**Exercise prompt**
Among the entries, which lines carry the string "北半球地区达一年中最小值"? Copy each of them.

**Data section**
+-------+

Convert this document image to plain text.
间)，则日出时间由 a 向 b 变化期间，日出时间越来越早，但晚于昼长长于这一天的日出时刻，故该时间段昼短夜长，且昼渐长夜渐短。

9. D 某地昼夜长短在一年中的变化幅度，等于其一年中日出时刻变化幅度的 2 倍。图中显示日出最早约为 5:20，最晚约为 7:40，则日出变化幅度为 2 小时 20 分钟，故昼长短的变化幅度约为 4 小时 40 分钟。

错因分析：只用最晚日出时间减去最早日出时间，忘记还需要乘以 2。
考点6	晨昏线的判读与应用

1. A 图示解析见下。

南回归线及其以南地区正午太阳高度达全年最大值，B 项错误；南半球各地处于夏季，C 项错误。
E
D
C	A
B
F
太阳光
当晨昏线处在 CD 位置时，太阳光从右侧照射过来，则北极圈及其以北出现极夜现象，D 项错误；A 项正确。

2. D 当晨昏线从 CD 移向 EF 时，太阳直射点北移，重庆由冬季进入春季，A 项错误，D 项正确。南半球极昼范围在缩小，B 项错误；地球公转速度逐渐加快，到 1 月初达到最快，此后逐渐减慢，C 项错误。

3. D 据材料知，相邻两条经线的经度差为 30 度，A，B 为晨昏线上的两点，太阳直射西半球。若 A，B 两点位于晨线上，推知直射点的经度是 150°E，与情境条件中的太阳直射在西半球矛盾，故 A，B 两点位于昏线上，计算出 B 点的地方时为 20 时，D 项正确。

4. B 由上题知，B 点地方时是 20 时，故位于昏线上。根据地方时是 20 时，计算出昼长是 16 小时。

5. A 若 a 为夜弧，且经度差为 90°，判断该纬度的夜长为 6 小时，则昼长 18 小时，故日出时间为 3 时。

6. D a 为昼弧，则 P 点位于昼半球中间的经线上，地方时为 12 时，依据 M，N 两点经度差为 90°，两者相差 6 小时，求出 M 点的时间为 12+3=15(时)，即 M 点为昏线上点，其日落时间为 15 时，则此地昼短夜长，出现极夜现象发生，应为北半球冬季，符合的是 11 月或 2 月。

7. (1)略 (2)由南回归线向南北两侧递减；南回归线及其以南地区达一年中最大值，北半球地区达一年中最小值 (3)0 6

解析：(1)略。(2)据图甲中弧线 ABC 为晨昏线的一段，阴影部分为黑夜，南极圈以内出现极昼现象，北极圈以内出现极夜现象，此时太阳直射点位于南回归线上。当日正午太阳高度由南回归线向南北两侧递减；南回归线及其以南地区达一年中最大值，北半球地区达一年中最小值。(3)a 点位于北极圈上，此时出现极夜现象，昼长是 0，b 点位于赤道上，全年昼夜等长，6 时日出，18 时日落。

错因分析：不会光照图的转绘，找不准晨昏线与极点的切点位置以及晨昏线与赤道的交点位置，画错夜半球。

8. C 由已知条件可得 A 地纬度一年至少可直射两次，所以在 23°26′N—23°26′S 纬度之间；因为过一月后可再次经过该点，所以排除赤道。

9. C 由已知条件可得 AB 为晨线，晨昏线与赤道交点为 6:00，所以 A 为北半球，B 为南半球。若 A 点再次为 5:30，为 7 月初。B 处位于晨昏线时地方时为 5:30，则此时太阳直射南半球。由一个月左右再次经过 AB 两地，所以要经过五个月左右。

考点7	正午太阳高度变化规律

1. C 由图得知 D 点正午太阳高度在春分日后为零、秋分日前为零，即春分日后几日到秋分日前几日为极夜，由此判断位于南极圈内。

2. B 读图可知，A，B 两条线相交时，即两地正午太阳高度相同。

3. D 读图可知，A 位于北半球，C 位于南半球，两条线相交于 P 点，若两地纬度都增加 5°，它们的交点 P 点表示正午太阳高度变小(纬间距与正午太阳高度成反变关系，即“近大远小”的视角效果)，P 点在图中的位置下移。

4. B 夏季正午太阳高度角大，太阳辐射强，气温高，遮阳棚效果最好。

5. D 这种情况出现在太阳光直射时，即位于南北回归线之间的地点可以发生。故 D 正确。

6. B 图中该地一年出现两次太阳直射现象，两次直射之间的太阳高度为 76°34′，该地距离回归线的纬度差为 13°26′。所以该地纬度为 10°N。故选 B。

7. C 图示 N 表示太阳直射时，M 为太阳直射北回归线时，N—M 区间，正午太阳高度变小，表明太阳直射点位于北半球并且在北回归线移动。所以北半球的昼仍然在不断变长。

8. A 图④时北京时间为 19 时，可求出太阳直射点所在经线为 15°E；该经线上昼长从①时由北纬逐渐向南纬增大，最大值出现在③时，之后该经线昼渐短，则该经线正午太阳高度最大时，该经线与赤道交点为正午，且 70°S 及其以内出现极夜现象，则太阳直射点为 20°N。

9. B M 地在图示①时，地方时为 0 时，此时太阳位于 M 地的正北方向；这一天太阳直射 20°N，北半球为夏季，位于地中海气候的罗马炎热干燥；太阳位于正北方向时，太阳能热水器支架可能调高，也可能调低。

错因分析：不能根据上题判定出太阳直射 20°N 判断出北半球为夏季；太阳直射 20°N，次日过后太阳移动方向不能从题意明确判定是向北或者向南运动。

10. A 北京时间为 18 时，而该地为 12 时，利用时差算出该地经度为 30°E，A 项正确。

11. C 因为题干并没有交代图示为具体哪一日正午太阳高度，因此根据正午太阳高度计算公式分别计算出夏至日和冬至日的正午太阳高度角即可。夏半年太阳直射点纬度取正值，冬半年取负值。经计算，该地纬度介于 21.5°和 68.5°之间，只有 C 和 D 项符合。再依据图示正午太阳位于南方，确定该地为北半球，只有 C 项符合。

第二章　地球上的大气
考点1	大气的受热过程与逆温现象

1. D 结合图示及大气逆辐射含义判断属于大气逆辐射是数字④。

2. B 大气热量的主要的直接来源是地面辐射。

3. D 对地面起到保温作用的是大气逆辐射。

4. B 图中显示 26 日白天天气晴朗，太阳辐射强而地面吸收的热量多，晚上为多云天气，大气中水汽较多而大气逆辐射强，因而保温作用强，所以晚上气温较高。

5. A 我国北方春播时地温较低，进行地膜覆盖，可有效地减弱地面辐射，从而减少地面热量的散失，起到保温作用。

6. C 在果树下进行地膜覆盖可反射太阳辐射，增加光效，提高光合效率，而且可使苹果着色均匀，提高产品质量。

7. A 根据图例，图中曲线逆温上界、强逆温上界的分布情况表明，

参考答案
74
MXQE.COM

+-------+

**Solved problem**
7. (1)略 (2)由南回归线向南北两侧递减；南回归线及其以南地区达一年中最大值，北半球地区达一年中最小值 (3)0 6
解析：(1)略。(2)据图甲中弧线 ABC 为晨昏线的一段，阴影部分为黑夜，南极圈以内出现极昼现象，北极圈以内出现极夜现象，此时太阳直射点位于南回归线上。当日正午太阳高度由南回归线向南北两侧递减；南回归线及其以南地区达一年中最大值，北半球地区达一年中最小值。(3)a 点位于北极圈上，此时出现极夜现象，昼长是 0，b 点位于赤道上，全年昼夜等长，6 时日出，18 时日落。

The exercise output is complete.